**Exercise requirements**
Each record below should appear again exactly as written.

(Data entries)
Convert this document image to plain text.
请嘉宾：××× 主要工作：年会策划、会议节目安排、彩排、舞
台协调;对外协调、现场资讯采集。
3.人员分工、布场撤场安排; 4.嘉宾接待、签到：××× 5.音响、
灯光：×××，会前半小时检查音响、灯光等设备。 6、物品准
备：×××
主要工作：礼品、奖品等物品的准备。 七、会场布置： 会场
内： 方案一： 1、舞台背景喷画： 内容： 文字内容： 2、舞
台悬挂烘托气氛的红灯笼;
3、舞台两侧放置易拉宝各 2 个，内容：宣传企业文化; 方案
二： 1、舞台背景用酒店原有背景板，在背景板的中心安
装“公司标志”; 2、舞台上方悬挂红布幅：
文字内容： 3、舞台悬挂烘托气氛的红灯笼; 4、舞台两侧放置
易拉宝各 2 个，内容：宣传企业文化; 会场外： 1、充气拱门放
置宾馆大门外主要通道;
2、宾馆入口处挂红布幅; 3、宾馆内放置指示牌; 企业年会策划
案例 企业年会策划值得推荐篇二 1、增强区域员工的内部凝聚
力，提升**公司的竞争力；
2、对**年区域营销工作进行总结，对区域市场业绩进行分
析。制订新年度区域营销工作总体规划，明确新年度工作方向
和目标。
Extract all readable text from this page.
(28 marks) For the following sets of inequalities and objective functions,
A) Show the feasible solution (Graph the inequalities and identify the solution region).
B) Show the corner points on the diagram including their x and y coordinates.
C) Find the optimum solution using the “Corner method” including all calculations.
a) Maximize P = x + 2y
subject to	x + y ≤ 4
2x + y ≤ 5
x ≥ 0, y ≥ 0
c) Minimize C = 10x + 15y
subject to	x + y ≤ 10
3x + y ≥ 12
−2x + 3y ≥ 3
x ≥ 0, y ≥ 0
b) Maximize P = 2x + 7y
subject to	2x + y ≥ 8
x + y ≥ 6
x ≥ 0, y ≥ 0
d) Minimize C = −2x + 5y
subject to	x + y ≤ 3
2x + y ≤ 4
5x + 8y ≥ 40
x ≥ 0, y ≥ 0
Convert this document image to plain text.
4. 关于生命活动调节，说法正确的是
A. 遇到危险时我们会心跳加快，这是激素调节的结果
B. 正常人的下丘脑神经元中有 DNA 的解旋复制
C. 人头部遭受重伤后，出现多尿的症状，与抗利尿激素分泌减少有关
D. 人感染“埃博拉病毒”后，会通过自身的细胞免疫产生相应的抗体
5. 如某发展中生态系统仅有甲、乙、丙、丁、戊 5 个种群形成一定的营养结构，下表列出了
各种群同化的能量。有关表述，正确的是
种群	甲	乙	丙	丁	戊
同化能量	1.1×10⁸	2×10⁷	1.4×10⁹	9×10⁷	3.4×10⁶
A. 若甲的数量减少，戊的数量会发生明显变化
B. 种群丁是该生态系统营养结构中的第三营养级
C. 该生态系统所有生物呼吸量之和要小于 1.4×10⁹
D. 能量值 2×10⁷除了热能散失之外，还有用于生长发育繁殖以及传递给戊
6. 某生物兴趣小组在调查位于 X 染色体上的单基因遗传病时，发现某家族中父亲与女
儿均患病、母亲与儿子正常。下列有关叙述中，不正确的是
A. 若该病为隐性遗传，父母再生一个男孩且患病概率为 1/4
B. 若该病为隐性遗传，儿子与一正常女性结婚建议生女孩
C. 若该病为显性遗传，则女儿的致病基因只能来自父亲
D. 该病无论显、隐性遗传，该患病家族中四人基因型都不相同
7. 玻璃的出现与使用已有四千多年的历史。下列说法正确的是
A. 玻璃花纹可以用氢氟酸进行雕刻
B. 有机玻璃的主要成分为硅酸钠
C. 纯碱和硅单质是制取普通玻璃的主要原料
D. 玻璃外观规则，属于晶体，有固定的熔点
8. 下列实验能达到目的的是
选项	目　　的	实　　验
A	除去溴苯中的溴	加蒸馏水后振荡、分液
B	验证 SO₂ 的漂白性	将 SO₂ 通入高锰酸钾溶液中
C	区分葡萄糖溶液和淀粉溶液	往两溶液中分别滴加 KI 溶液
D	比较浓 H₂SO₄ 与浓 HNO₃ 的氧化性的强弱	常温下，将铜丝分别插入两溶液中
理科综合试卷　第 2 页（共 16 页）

**Task output**
Convert this document image to plain text.
请嘉宾：××× 主要工作：年会策划、会议节目安排、彩排、舞
台协调;对外协调、现场资讯采集。
3.人员分工、布场撤场安排; 4.嘉宾接待、签到：××× 5.音响、
灯光：×××，会前半小时检查音响、灯光等设备。 6、物品准
备：×××
主要工作：礼品、奖品等物品的准备。 七、会场布置： 会场
内： 方案一： 1、舞台背景喷画： 内容： 文字内容： 2、舞
台悬挂烘托气氛的红灯笼;
3、舞台两侧放置易拉宝各 2 个，内容：宣传企业文化; 方案
二： 1、舞台背景用酒店原有背景板，在背景板的中心安
装“公司标志”; 2、舞台上方悬挂红布幅：
文字内容： 3、舞台悬挂烘托气氛的红灯笼; 4、舞台两侧放置
易拉宝各 2 个，内容：宣传企业文化; 会场外： 1、充气拱门放
置宾馆大门外主要通道;
2、宾馆入口处挂红布幅; 3、宾馆内放置指示牌; 企业年会策划
案例 企业年会策划值得推荐篇二 1、增强区域员工的内部凝聚
力，提升**公司的竞争力；
2、对**年区域营销工作进行总结，对区域市场业绩进行分
析。制订新年度区域营销工作总体规划，明确新年度工作方向
和目标。
Extract all readable text from this page.
(28 marks) For the following sets of inequalities and objective functions,
A) Show the feasible solution (Graph the inequalities and identify the solution region).
B) Show the corner points on the diagram including their x and y coordinates.
C) Find the optimum solution using the “Corner method” including all calculations.
a) Maximize P = x + 2y
subject to	x + y ≤ 4
2x + y ≤ 5
x ≥ 0, y ≥ 0
c) Minimize C = 10x + 15y
subject to	x + y ≤ 10
3x + y ≥ 12
−2x + 3y ≥ 3
x ≥ 0, y ≥ 0
b) Maximize P = 2x + 7y
subject to	2x + y ≥ 8
x + y ≥ 6
x ≥ 0, y ≥ 0
d) Minimize C = −2x + 5y
subject to	x + y ≤ 3
2x + y ≤ 4
5x + 8y ≥ 40
x ≥ 0, y ≥ 0
Convert this document image to plain text.
4. 关于生命活动调节，说法正确的是
A. 遇到危险时我们会心跳加快，这是激素调节的结果
B. 正常人的下丘脑神经元中有 DNA 的解旋复制
C. 人头部遭受重伤后，出现多尿的症状，与抗利尿激素分泌减少有关
D. 人感染“埃博拉病毒”后，会通过自身的细胞免疫产生相应的抗体
5. 如某发展中生态系统仅有甲、乙、丙、丁、戊 5 个种群形成一定的营养结构，下表列出了
各种群同化的能量。有关表述，正确的是
种群	甲	乙	丙	丁	戊
同化能量	1.1×10⁸	2×10⁷	1.4×10⁹	9×10⁷	3.4×10⁶
A. 若甲的数量减少，戊的数量会发生明显变化
B. 种群丁是该生态系统营养结构中的第三营养级
C. 该生态系统所有生物呼吸量之和要小于 1.4×10⁹
D. 能量值 2×10⁷除了热能散失之外，还有用于生长发育繁殖以及传递给戊
6. 某生物兴趣小组在调查位于 X 染色体上的单基因遗传病时，发现某家族中父亲与女
儿均患病、母亲与儿子正常。下列有关叙述中，不正确的是
A. 若该病为隐性遗传，父母再生一个男孩且患病概率为 1/4
B. 若该病为隐性遗传，儿子与一正常女性结婚建议生女孩
C. 若该病为显性遗传，则女儿的致病基因只能来自父亲
D. 该病无论显、隐性遗传，该患病家族中四人基因型都不相同
7. 玻璃的出现与使用已有四千多年的历史。下列说法正确的是
A. 玻璃花纹可以用氢氟酸进行雕刻
B. 有机玻璃的主要成分为硅酸钠
C. 纯碱和硅单质是制取普通玻璃的主要原料
D. 玻璃外观规则，属于晶体，有固定的熔点
8. 下列实验能达到目的的是
选项	目　　的	实　　验
A	除去溴苯中的溴	加蒸馏水后振荡、分液
B	验证 SO₂ 的漂白性	将 SO₂ 通入高锰酸钾溶液中
C	区分葡萄糖溶液和淀粉溶液	往两溶液中分别滴加 KI 溶液
D	比较浓 H₂SO₄ 与浓 HNO₃ 的氧化性的强弱	常温下，将铜丝分别插入两溶液中
理科综合试卷　第 2 页（共 16 页）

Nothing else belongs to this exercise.